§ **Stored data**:
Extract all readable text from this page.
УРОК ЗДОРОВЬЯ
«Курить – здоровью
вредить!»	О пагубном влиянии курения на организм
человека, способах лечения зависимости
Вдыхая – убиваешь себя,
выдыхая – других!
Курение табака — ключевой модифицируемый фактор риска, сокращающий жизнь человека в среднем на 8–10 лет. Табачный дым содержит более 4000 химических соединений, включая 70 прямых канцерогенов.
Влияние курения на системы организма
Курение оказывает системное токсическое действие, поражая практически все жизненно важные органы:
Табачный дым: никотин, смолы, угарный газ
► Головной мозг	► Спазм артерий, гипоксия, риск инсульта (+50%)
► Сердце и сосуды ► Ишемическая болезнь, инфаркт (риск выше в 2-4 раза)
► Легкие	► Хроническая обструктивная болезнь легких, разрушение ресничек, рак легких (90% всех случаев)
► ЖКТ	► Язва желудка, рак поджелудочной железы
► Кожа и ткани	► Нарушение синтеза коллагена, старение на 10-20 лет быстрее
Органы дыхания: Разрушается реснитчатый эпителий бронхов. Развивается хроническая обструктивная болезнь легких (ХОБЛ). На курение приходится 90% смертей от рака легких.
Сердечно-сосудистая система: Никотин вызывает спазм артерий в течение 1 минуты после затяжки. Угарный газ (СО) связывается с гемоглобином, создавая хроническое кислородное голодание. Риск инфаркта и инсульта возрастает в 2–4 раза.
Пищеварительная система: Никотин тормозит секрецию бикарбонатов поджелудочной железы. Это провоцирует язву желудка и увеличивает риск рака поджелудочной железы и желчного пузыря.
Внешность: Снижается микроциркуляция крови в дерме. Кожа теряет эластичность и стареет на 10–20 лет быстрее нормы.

§ **Exercise details**: Print all of the entries again, exactly as written.

§ **Exercise solution**:
Extract all readable text from this page.
УРОК ЗДОРОВЬЯ
«Курить – здоровью
вредить!»	О пагубном влиянии курения на организм
человека, способах лечения зависимости
Вдыхая – убиваешь себя,
выдыхая – других!
Курение табака — ключевой модифицируемый фактор риска, сокращающий жизнь человека в среднем на 8–10 лет. Табачный дым содержит более 4000 химических соединений, включая 70 прямых канцерогенов.
Влияние курения на системы организма
Курение оказывает системное токсическое действие, поражая практически все жизненно важные органы:
Табачный дым: никотин, смолы, угарный газ
► Головной мозг	► Спазм артерий, гипоксия, риск инсульта (+50%)
► Сердце и сосуды ► Ишемическая болезнь, инфаркт (риск выше в 2-4 раза)
► Легкие	► Хроническая обструктивная болезнь легких, разрушение ресничек, рак легких (90% всех случаев)
► ЖКТ	► Язва желудка, рак поджелудочной железы
► Кожа и ткани	► Нарушение синтеза коллагена, старение на 10-20 лет быстрее
Органы дыхания: Разрушается реснитчатый эпителий бронхов. Развивается хроническая обструктивная болезнь легких (ХОБЛ). На курение приходится 90% смертей от рака легких.
Сердечно-сосудистая система: Никотин вызывает спазм артерий в течение 1 минуты после затяжки. Угарный газ (СО) связывается с гемоглобином, создавая хроническое кислородное голодание. Риск инфаркта и инсульта возрастает в 2–4 раза.
Пищеварительная система: Никотин тормозит секрецию бикарбонатов поджелудочной железы. Это провоцирует язву желудка и увеличивает риск рака поджелудочной железы и желчного пузыря.
Внешность: Снижается микроциркуляция крови в дерме. Кожа теряет эластичность и стареет на 10–20 лет быстрее нормы.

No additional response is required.